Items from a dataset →
|---|

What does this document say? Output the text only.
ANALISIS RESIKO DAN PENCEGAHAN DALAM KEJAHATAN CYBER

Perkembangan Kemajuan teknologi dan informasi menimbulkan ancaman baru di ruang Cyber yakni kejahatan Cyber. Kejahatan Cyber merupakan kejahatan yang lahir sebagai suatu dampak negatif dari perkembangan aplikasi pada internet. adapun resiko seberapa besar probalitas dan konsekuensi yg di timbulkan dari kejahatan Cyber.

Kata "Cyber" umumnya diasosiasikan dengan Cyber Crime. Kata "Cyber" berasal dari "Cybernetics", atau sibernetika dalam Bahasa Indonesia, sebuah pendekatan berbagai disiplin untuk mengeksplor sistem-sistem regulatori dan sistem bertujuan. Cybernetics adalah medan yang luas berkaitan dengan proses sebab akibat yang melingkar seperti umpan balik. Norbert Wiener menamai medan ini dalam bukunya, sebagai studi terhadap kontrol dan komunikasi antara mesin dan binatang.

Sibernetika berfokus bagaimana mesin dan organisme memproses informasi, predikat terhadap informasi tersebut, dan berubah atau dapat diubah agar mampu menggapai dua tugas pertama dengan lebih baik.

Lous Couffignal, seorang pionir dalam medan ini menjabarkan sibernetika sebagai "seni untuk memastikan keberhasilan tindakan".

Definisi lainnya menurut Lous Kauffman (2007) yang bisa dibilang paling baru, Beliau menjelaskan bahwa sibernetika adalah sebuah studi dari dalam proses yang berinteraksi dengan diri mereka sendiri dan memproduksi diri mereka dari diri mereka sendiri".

|---|

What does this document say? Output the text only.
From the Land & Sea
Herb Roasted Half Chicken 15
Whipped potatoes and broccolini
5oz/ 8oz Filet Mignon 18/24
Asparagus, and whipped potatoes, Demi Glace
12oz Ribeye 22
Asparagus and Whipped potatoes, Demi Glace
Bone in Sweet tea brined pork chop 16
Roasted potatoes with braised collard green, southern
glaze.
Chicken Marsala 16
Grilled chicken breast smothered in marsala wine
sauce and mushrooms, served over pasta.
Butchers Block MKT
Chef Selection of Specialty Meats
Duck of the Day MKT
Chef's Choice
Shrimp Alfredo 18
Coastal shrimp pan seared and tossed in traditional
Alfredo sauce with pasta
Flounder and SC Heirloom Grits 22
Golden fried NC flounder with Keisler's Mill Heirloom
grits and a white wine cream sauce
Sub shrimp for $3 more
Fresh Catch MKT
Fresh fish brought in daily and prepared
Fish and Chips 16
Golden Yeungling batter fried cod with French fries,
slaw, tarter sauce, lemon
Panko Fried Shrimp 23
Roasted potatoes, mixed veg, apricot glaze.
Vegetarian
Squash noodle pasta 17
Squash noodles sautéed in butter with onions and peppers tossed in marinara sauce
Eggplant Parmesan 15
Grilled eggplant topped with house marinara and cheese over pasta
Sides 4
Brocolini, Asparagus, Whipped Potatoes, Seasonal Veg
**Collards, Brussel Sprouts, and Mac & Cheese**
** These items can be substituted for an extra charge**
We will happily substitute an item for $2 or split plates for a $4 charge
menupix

|---|

Your task → Looking at the data above, show all lines where the word "over" occurs.

Task solution →
sauce and mushrooms, served over pasta.
Grilled eggplant topped with house marinara and cheese over pasta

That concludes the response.